* **Dataset entries**
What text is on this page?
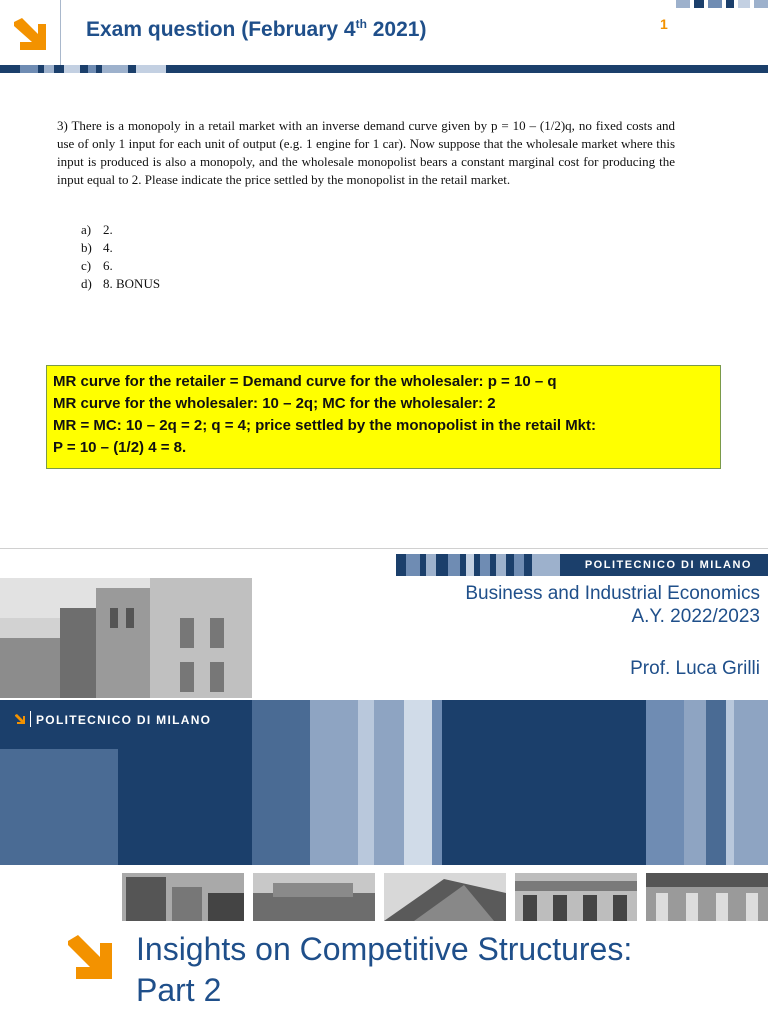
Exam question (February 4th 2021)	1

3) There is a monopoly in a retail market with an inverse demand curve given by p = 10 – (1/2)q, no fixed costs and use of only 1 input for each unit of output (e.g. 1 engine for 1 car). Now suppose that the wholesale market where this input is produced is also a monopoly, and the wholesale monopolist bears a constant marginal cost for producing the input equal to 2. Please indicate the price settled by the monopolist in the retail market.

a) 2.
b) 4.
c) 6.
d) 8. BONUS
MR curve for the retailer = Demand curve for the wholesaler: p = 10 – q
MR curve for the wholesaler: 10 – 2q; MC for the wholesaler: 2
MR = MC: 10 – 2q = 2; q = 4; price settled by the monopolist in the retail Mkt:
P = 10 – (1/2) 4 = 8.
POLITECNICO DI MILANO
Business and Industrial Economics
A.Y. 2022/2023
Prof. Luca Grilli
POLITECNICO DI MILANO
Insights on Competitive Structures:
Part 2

* **Set problem**
In the entries above, count each line that holds "wholesaler". Give the total and nothing else.

* **Result for this task**
2